OBJECTIVE – Below is a block of data; give all of it again word for word.

PROVIDED ENTRIES –
☆ ☆ ☆ ☆ ☆ ☆ ☆

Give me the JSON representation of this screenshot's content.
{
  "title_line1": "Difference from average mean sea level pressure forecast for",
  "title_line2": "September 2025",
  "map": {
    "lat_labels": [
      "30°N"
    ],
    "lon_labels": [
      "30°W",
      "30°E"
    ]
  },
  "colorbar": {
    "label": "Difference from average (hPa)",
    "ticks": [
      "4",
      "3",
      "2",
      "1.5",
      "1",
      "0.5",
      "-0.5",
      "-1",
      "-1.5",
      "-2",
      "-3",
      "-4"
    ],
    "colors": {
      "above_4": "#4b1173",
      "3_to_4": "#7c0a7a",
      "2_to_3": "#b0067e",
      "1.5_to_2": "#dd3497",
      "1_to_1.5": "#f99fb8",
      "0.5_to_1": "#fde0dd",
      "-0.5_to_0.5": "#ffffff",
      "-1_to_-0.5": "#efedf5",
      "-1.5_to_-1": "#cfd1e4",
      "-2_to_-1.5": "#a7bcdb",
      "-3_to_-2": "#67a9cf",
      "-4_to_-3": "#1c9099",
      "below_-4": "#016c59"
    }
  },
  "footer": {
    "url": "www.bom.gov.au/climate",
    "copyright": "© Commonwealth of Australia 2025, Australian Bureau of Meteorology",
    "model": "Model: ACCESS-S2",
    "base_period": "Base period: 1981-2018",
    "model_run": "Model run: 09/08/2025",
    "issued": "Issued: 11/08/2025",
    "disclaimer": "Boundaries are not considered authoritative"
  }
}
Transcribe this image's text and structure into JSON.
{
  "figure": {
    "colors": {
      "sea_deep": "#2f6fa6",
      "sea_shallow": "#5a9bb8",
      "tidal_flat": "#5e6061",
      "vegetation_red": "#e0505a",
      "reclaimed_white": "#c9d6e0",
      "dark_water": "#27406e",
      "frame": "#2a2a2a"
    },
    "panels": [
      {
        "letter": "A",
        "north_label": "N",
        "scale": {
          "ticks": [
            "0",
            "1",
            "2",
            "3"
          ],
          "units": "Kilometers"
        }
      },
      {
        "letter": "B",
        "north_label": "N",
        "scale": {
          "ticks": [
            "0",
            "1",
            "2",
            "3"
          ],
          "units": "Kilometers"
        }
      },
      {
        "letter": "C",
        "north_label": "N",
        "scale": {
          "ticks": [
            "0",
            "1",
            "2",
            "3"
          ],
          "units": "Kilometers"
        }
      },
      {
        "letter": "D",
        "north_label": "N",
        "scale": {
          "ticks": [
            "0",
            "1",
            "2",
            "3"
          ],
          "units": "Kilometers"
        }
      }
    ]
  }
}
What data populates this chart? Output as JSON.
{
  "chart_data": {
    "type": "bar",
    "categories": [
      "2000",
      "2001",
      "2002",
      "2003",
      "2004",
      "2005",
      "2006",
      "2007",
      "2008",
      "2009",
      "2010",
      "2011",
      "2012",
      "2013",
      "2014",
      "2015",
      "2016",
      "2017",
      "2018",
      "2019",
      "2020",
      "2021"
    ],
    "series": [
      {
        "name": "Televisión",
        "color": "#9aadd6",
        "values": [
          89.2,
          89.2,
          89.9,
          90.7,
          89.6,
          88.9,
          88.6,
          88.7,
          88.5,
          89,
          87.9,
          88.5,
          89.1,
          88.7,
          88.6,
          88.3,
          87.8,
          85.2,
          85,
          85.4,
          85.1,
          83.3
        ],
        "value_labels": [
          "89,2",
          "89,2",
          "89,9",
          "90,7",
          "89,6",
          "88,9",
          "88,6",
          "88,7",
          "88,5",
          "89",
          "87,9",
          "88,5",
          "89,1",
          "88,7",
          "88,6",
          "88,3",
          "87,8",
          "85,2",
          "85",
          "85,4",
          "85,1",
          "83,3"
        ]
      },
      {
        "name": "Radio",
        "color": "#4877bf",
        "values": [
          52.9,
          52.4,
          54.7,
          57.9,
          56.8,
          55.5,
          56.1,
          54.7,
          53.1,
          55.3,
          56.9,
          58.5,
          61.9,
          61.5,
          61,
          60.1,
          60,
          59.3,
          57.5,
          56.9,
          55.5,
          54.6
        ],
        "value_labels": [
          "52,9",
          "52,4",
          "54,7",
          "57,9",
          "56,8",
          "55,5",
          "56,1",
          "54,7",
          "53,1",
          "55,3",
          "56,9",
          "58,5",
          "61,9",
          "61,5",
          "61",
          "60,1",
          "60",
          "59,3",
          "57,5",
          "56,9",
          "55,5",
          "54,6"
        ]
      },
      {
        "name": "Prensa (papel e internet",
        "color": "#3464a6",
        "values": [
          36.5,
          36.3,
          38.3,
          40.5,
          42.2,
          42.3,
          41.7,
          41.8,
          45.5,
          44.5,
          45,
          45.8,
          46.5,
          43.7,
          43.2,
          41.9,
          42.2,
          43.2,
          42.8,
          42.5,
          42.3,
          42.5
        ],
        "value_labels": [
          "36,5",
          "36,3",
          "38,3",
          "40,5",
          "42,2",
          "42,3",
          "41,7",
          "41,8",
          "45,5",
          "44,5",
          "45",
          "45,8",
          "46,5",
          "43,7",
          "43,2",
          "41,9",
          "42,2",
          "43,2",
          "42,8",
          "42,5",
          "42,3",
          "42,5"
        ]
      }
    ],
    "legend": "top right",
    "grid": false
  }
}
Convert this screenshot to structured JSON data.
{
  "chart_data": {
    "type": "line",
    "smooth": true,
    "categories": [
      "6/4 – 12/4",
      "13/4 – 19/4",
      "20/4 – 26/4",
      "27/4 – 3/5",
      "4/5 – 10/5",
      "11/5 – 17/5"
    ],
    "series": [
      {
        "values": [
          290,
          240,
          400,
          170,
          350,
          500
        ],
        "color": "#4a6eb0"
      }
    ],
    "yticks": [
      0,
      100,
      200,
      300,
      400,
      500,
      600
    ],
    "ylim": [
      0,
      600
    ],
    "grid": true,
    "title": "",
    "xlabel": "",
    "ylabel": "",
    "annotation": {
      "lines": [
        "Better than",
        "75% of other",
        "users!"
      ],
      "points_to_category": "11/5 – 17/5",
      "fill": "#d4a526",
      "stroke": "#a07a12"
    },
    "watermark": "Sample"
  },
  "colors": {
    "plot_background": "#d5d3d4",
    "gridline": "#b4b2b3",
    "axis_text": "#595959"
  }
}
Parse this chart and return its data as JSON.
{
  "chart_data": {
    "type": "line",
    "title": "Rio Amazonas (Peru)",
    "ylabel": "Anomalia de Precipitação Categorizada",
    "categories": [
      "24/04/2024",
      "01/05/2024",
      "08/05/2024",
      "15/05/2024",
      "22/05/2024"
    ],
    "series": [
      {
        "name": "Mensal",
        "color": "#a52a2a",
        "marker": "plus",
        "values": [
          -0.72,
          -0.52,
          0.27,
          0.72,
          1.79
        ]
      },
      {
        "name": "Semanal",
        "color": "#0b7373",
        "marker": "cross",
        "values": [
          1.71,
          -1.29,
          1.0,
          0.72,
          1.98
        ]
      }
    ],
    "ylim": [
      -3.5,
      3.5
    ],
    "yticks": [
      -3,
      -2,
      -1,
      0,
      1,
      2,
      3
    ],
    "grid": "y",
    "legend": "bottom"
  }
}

☆ ☆ ☆ ☆ ☆ ☆ ☆

SOLUTION TO THE PROBLEM –
Give me the JSON representation of this screenshot's content.
{
  "title_line1": "Difference from average mean sea level pressure forecast for",
  "title_line2": "September 2025",
  "map": {
    "lat_labels": [
      "30°N"
    ],
    "lon_labels": [
      "30°W",
      "30°E"
    ]
  },
  "colorbar": {
    "label": "Difference from average (hPa)",
    "ticks": [
      "4",
      "3",
      "2",
      "1.5",
      "1",
      "0.5",
      "-0.5",
      "-1",
      "-1.5",
      "-2",
      "-3",
      "-4"
    ],
    "colors": {
      "above_4": "#4b1173",
      "3_to_4": "#7c0a7a",
      "2_to_3": "#b0067e",
      "1.5_to_2": "#dd3497",
      "1_to_1.5": "#f99fb8",
      "0.5_to_1": "#fde0dd",
      "-0.5_to_0.5": "#ffffff",
      "-1_to_-0.5": "#efedf5",
      "-1.5_to_-1": "#cfd1e4",
      "-2_to_-1.5": "#a7bcdb",
      "-3_to_-2": "#67a9cf",
      "-4_to_-3": "#1c9099",
      "below_-4": "#016c59"
    }
  },
  "footer": {
    "url": "www.bom.gov.au/climate",
    "copyright": "© Commonwealth of Australia 2025, Australian Bureau of Meteorology",
    "model": "Model: ACCESS-S2",
    "base_period": "Base period: 1981-2018",
    "model_run": "Model run: 09/08/2025",
    "issued": "Issued: 11/08/2025",
    "disclaimer": "Boundaries are not considered authoritative"
  }
}
Transcribe this image's text and structure into JSON.
{
  "figure": {
    "colors": {
      "sea_deep": "#2f6fa6",
      "sea_shallow": "#5a9bb8",
      "tidal_flat": "#5e6061",
      "vegetation_red": "#e0505a",
      "reclaimed_white": "#c9d6e0",
      "dark_water": "#27406e",
      "frame": "#2a2a2a"
    },
    "panels": [
      {
        "letter": "A",
        "north_label": "N",
        "scale": {
          "ticks": [
            "0",
            "1",
            "2",
            "3"
          ],
          "units": "Kilometers"
        }
      },
      {
        "letter": "B",
        "north_label": "N",
        "scale": {
          "ticks": [
            "0",
            "1",
            "2",
            "3"
          ],
          "units": "Kilometers"
        }
      },
      {
        "letter": "C",
        "north_label": "N",
        "scale": {
          "ticks": [
            "0",
            "1",
            "2",
            "3"
          ],
          "units": "Kilometers"
        }
      },
      {
        "letter": "D",
        "north_label": "N",
        "scale": {
          "ticks": [
            "0",
            "1",
            "2",
            "3"
          ],
          "units": "Kilometers"
        }
      }
    ]
  }
}
What data populates this chart? Output as JSON.
{
  "chart_data": {
    "type": "bar",
    "categories": [
      "2000",
      "2001",
      "2002",
      "2003",
      "2004",
      "2005",
      "2006",
      "2007",
      "2008",
      "2009",
      "2010",
      "2011",
      "2012",
      "2013",
      "2014",
      "2015",
      "2016",
      "2017",
      "2018",
      "2019",
      "2020",
      "2021"
    ],
    "series": [
      {
        "name": "Televisión",
        "color": "#9aadd6",
        "values": [
          89.2,
          89.2,
          89.9,
          90.7,
          89.6,
          88.9,
          88.6,
          88.7,
          88.5,
          89,
          87.9,
          88.5,
          89.1,
          88.7,
          88.6,
          88.3,
          87.8,
          85.2,
          85,
          85.4,
          85.1,
          83.3
        ],
        "value_labels": [
          "89,2",
          "89,2",
          "89,9",
          "90,7",
          "89,6",
          "88,9",
          "88,6",
          "88,7",
          "88,5",
          "89",
          "87,9",
          "88,5",
          "89,1",
          "88,7",
          "88,6",
          "88,3",
          "87,8",
          "85,2",
          "85",
          "85,4",
          "85,1",
          "83,3"
        ]
      },
      {
        "name": "Radio",
        "color": "#4877bf",
        "values": [
          52.9,
          52.4,
          54.7,
          57.9,
          56.8,
          55.5,
          56.1,
          54.7,
          53.1,
          55.3,
          56.9,
          58.5,
          61.9,
          61.5,
          61,
          60.1,
          60,
          59.3,
          57.5,
          56.9,
          55.5,
          54.6
        ],
        "value_labels": [
          "52,9",
          "52,4",
          "54,7",
          "57,9",
          "56,8",
          "55,5",
          "56,1",
          "54,7",
          "53,1",
          "55,3",
          "56,9",
          "58,5",
          "61,9",
          "61,5",
          "61",
          "60,1",
          "60",
          "59,3",
          "57,5",
          "56,9",
          "55,5",
          "54,6"
        ]
      },
      {
        "name": "Prensa (papel e internet",
        "color": "#3464a6",
        "values": [
          36.5,
          36.3,
          38.3,
          40.5,
          42.2,
          42.3,
          41.7,
          41.8,
          45.5,
          44.5,
          45,
          45.8,
          46.5,
          43.7,
          43.2,
          41.9,
          42.2,
          43.2,
          42.8,
          42.5,
          42.3,
          42.5
        ],
        "value_labels": [
          "36,5",
          "36,3",
          "38,3",
          "40,5",
          "42,2",
          "42,3",
          "41,7",
          "41,8",
          "45,5",
          "44,5",
          "45",
          "45,8",
          "46,5",
          "43,7",
          "43,2",
          "41,9",
          "42,2",
          "43,2",
          "42,8",
          "42,5",
          "42,3",
          "42,5"
        ]
      }
    ],
    "legend": "top right",
    "grid": false
  }
}
Convert this screenshot to structured JSON data.
{
  "chart_data": {
    "type": "line",
    "smooth": true,
    "categories": [
      "6/4 – 12/4",
      "13/4 – 19/4",
      "20/4 – 26/4",
      "27/4 – 3/5",
      "4/5 – 10/5",
      "11/5 – 17/5"
    ],
    "series": [
      {
        "values": [
          290,
          240,
          400,
          170,
          350,
          500
        ],
        "color": "#4a6eb0"
      }
    ],
    "yticks": [
      0,
      100,
      200,
      300,
      400,
      500,
      600
    ],
    "ylim": [
      0,
      600
    ],
    "grid": true,
    "title": "",
    "xlabel": "",
    "ylabel": "",
    "annotation": {
      "lines": [
        "Better than",
        "75% of other",
        "users!"
      ],
      "points_to_category": "11/5 – 17/5",
      "fill": "#d4a526",
      "stroke": "#a07a12"
    },
    "watermark": "Sample"
  },
  "colors": {
    "plot_background": "#d5d3d4",
    "gridline": "#b4b2b3",
    "axis_text": "#595959"
  }
}
Parse this chart and return its data as JSON.
{
  "chart_data": {
    "type": "line",
    "title": "Rio Amazonas (Peru)",
    "ylabel": "Anomalia de Precipitação Categorizada",
    "categories": [
      "24/04/2024",
      "01/05/2024",
      "08/05/2024",
      "15/05/2024",
      "22/05/2024"
    ],
    "series": [
      {
        "name": "Mensal",
        "color": "#a52a2a",
        "marker": "plus",
        "values": [
          -0.72,
          -0.52,
          0.27,
          0.72,
          1.79
        ]
      },
      {
        "name": "Semanal",
        "color": "#0b7373",
        "marker": "cross",
        "values": [
          1.71,
          -1.29,
          1.0,
          0.72,
          1.98
        ]
      }
    ],
    "ylim": [
      -3.5,
      3.5
    ],
    "yticks": [
      -3,
      -2,
      -1,
      0,
      1,
      2,
      3
    ],
    "grid": "y",
    "legend": "bottom"
  }
}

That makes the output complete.